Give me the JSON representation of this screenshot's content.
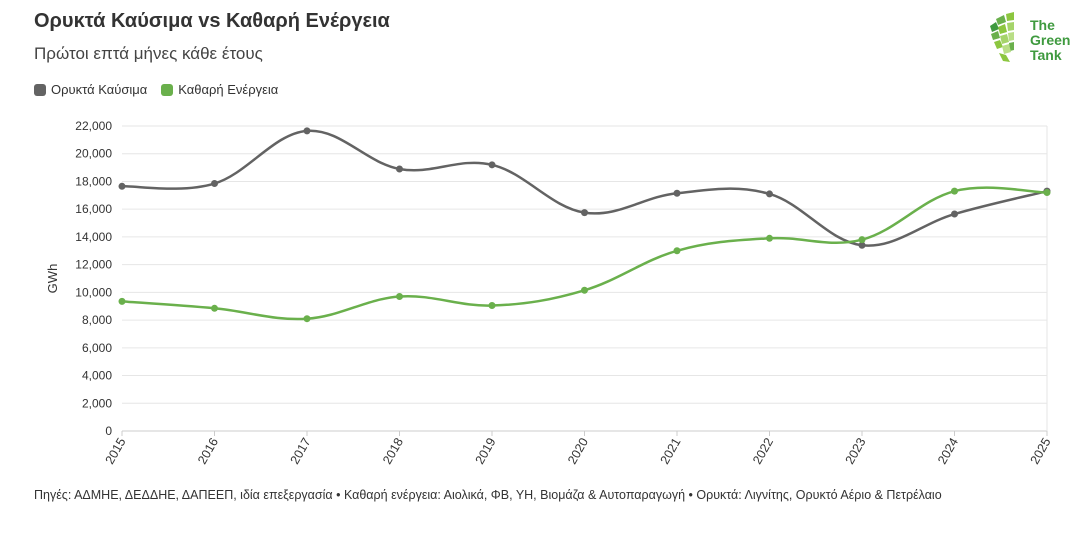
{
  "header": {
    "title": "Ορυκτά Καύσιμα vs Καθαρή Ενέργεια",
    "subtitle": "Πρώτοι επτά μήνες κάθε έτους"
  },
  "logo": {
    "line1": "The",
    "line2": "Green",
    "line3": "Tank",
    "color": "#3f9a3f"
  },
  "footer": {
    "source": "Πηγές: ΑΔΜΗΕ, ΔΕΔΔΗΕ, ΔΑΠΕΕΠ, ιδία επεξεργασία • Καθαρή ενέργεια: Αιολικά, ΦΒ, ΥΗ, Βιομάζα & Αυτοπαραγωγή • Ορυκτά: Λιγνίτης, Ορυκτό Αέριο & Πετρέλαιο"
  },
  "chart_data": {
    "type": "line",
    "title": "Ορυκτά Καύσιμα vs Καθαρή Ενέργεια",
    "subtitle": "Πρώτοι επτά μήνες κάθε έτους",
    "xlabel": "",
    "ylabel": "GWh",
    "x": [
      "2015",
      "2016",
      "2017",
      "2018",
      "2019",
      "2020",
      "2021",
      "2022",
      "2023",
      "2024",
      "2025"
    ],
    "ylim": [
      0,
      22000
    ],
    "yticks": [
      0,
      2000,
      4000,
      6000,
      8000,
      10000,
      12000,
      14000,
      16000,
      18000,
      20000,
      22000
    ],
    "ytick_labels": [
      "0",
      "2,000",
      "4,000",
      "6,000",
      "8,000",
      "10,000",
      "12,000",
      "14,000",
      "16,000",
      "18,000",
      "20,000",
      "22,000"
    ],
    "grid": true,
    "legend_position": "top-left",
    "series": [
      {
        "name": "Ορυκτά Καύσιμα",
        "color": "#636363",
        "values": [
          17650,
          17850,
          21650,
          18900,
          19200,
          15750,
          17150,
          17100,
          13400,
          15650,
          17300
        ]
      },
      {
        "name": "Καθαρή Ενέργεια",
        "color": "#6ab04c",
        "values": [
          9350,
          8850,
          8100,
          9700,
          9050,
          10150,
          13000,
          13900,
          13800,
          17300,
          17200
        ]
      }
    ]
  }
}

※

• [Short exercise]: In the entries above, find each line with the word "Πρώτοι" and show it.

• [Finished exercise]:
    "subtitle": "Πρώτοι επτά μήνες κάθε έτους"
    "subtitle": "Πρώτοι επτά μήνες κάθε έτους",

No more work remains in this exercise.